**CHALLENGE:** Any picture among the records should be left out, please; retype the rest exactly.

**STORED ROWS:**
______
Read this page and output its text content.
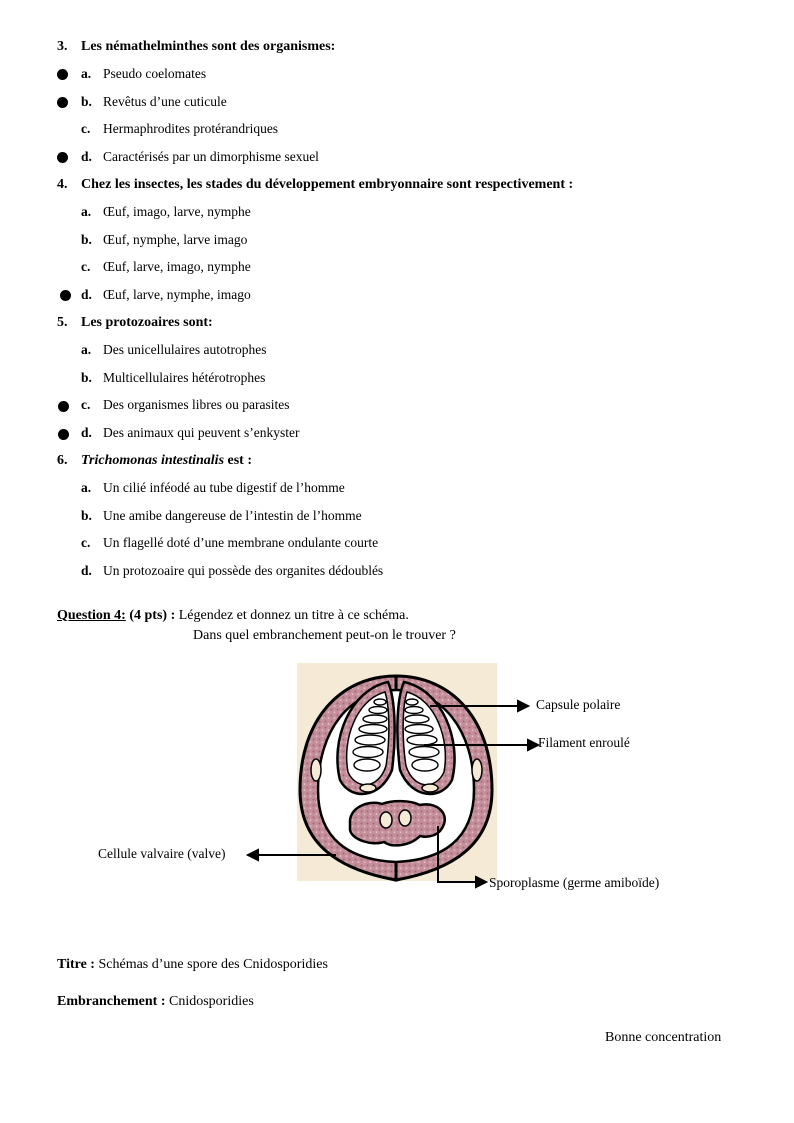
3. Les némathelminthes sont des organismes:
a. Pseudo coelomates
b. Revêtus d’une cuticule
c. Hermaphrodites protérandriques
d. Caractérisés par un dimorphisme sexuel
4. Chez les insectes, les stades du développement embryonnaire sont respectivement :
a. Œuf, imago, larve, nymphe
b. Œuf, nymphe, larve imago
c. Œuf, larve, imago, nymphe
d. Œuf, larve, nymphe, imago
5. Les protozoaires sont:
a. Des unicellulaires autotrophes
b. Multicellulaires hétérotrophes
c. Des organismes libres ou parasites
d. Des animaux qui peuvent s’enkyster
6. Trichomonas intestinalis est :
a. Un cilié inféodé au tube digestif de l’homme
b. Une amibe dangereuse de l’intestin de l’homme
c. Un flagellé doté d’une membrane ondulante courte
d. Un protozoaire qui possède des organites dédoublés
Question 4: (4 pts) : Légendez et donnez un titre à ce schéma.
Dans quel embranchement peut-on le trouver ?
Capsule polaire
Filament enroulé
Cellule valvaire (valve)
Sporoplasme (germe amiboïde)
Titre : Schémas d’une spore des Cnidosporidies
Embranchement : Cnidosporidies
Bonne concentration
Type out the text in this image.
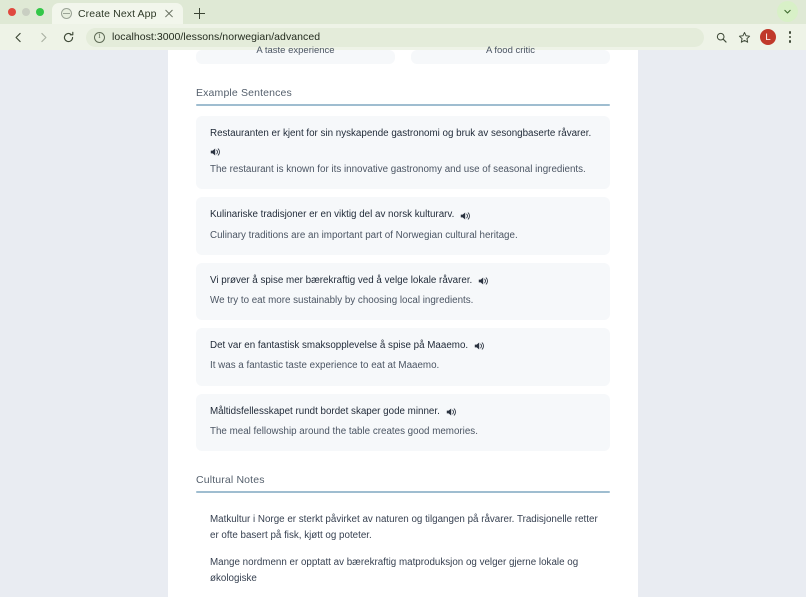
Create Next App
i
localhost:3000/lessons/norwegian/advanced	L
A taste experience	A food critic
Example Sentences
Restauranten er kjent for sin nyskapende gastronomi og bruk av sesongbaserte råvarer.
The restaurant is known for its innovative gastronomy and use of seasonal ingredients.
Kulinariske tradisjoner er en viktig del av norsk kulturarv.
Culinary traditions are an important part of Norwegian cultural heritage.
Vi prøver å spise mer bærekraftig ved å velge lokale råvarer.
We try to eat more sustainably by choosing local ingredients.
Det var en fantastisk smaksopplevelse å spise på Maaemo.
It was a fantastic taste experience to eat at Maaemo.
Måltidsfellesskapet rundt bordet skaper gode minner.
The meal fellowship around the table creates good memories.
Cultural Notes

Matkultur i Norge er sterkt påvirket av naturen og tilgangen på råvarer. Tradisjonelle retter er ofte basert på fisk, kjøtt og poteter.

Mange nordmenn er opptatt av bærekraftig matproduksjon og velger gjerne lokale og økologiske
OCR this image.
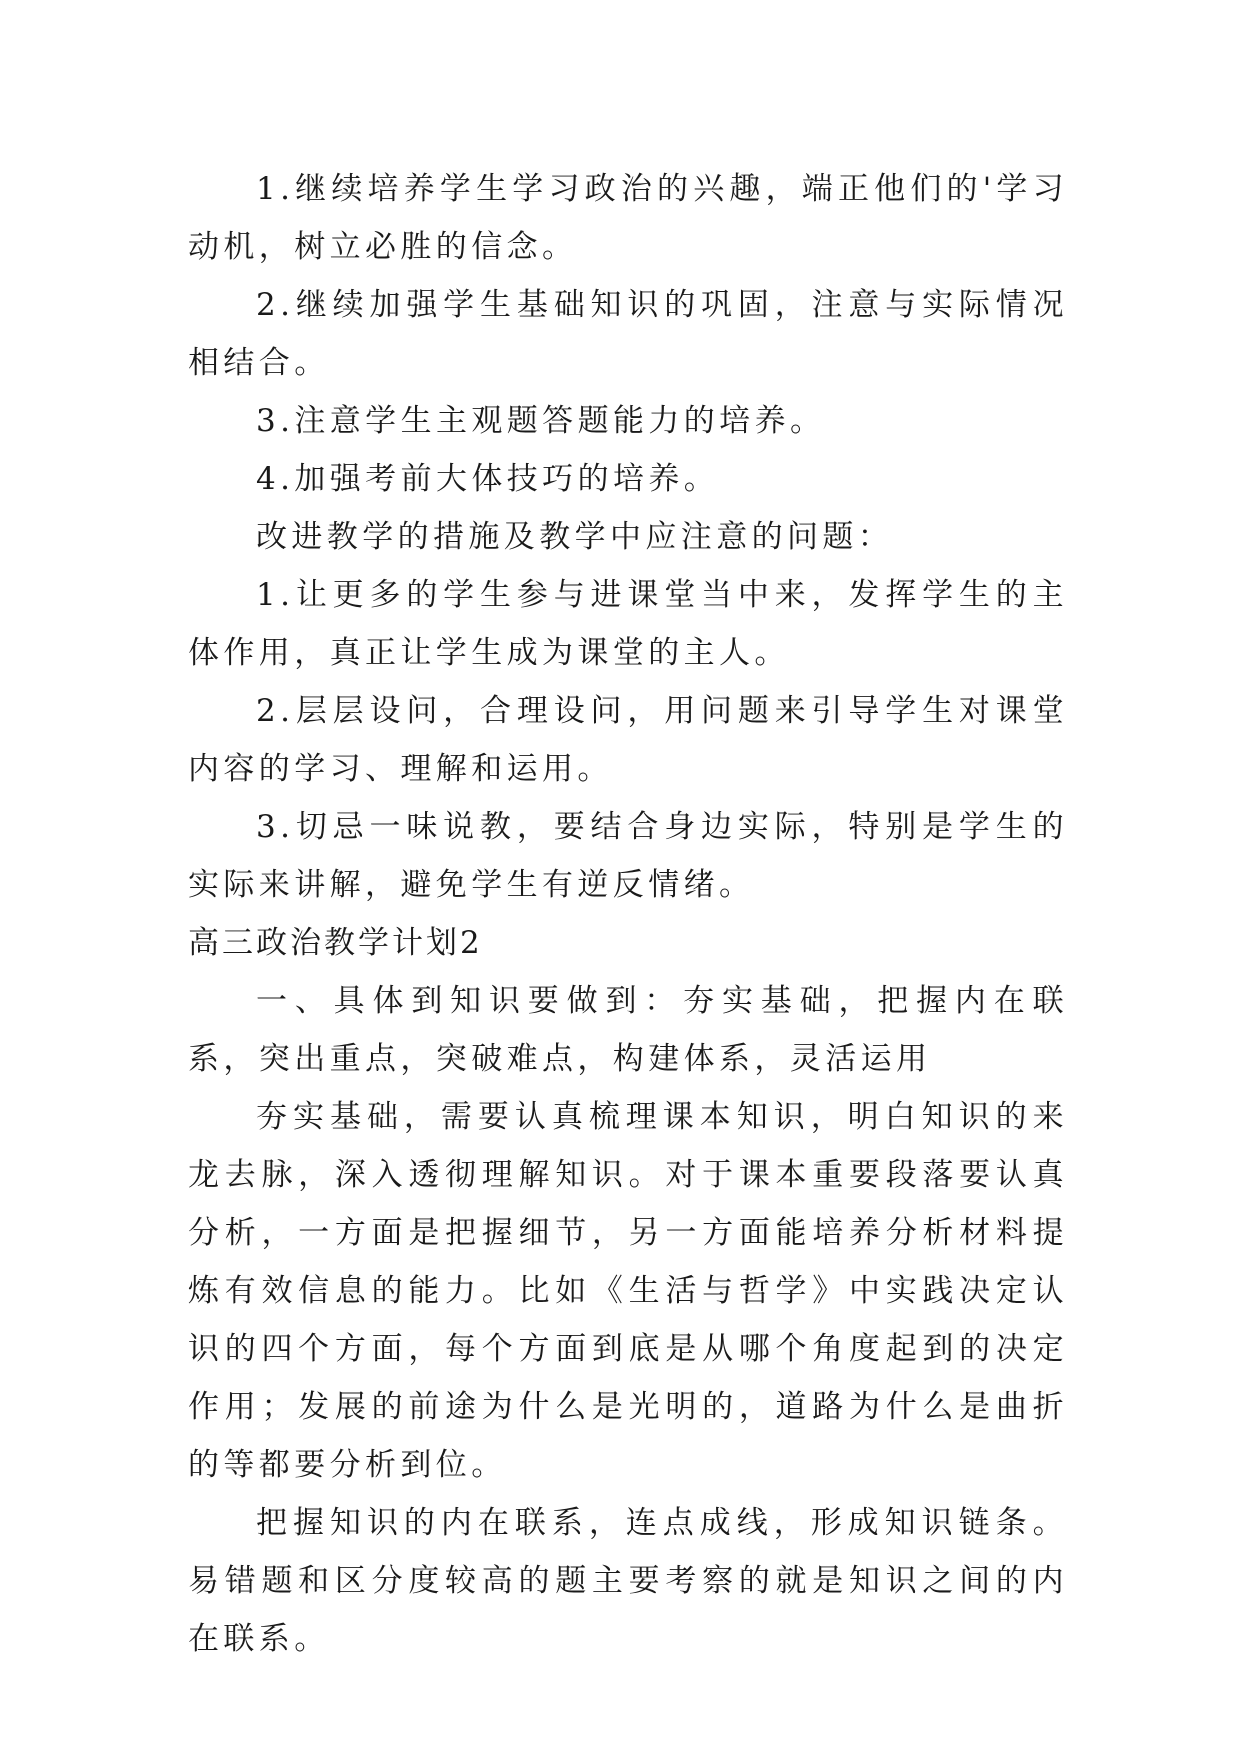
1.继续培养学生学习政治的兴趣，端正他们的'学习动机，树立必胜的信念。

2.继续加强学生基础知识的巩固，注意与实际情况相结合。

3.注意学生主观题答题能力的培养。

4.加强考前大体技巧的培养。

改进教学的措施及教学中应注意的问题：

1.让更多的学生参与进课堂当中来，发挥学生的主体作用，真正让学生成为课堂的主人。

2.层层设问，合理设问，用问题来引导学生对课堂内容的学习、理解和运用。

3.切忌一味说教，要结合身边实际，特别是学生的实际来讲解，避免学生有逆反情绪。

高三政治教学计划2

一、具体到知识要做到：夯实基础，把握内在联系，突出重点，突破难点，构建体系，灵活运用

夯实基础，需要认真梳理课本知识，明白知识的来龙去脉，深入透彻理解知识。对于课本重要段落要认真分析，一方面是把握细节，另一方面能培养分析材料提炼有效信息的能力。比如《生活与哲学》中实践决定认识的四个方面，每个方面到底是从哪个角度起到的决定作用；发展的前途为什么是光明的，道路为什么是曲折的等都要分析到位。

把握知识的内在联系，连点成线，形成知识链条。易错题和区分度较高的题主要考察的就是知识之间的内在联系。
______
**FULL RESPONSE:**
Read this page and output its text content.
3. Les némathelminthes sont des organismes:
a. Pseudo coelomates
b. Revêtus d’une cuticule
c. Hermaphrodites protérandriques
d. Caractérisés par un dimorphisme sexuel
4. Chez les insectes, les stades du développement embryonnaire sont respectivement :
a. Œuf, imago, larve, nymphe
b. Œuf, nymphe, larve imago
c. Œuf, larve, imago, nymphe
d. Œuf, larve, nymphe, imago
5. Les protozoaires sont:
a. Des unicellulaires autotrophes
b. Multicellulaires hétérotrophes
c. Des organismes libres ou parasites
d. Des animaux qui peuvent s’enkyster
6. Trichomonas intestinalis est :
a. Un cilié inféodé au tube digestif de l’homme
b. Une amibe dangereuse de l’intestin de l’homme
c. Un flagellé doté d’une membrane ondulante courte
d. Un protozoaire qui possède des organites dédoublés
Question 4: (4 pts) : Légendez et donnez un titre à ce schéma.
Dans quel embranchement peut-on le trouver ?
Capsule polaire
Filament enroulé
Cellule valvaire (valve)
Sporoplasme (germe amiboïde)
Titre : Schémas d’une spore des Cnidosporidies
Embranchement : Cnidosporidies
Bonne concentration
Type out the text in this image.
Create Next App
i
localhost:3000/lessons/norwegian/advanced	L
A taste experience	A food critic
Example Sentences
Restauranten er kjent for sin nyskapende gastronomi og bruk av sesongbaserte råvarer.
The restaurant is known for its innovative gastronomy and use of seasonal ingredients.
Kulinariske tradisjoner er en viktig del av norsk kulturarv.
Culinary traditions are an important part of Norwegian cultural heritage.
Vi prøver å spise mer bærekraftig ved å velge lokale råvarer.
We try to eat more sustainably by choosing local ingredients.
Det var en fantastisk smaksopplevelse å spise på Maaemo.
It was a fantastic taste experience to eat at Maaemo.
Måltidsfellesskapet rundt bordet skaper gode minner.
The meal fellowship around the table creates good memories.
Cultural Notes

Matkultur i Norge er sterkt påvirket av naturen og tilgangen på råvarer. Tradisjonelle retter er ofte basert på fisk, kjøtt og poteter.

Mange nordmenn er opptatt av bærekraftig matproduksjon og velger gjerne lokale og økologiske
OCR this image.
1.继续培养学生学习政治的兴趣，端正他们的'学习动机，树立必胜的信念。

2.继续加强学生基础知识的巩固，注意与实际情况相结合。

3.注意学生主观题答题能力的培养。

4.加强考前大体技巧的培养。

改进教学的措施及教学中应注意的问题：

1.让更多的学生参与进课堂当中来，发挥学生的主体作用，真正让学生成为课堂的主人。

2.层层设问，合理设问，用问题来引导学生对课堂内容的学习、理解和运用。

3.切忌一味说教，要结合身边实际，特别是学生的实际来讲解，避免学生有逆反情绪。

高三政治教学计划2

一、具体到知识要做到：夯实基础，把握内在联系，突出重点，突破难点，构建体系，灵活运用

夯实基础，需要认真梳理课本知识，明白知识的来龙去脉，深入透彻理解知识。对于课本重要段落要认真分析，一方面是把握细节，另一方面能培养分析材料提炼有效信息的能力。比如《生活与哲学》中实践决定认识的四个方面，每个方面到底是从哪个角度起到的决定作用；发展的前途为什么是光明的，道路为什么是曲折的等都要分析到位。

把握知识的内在联系，连点成线，形成知识链条。易错题和区分度较高的题主要考察的就是知识之间的内在联系。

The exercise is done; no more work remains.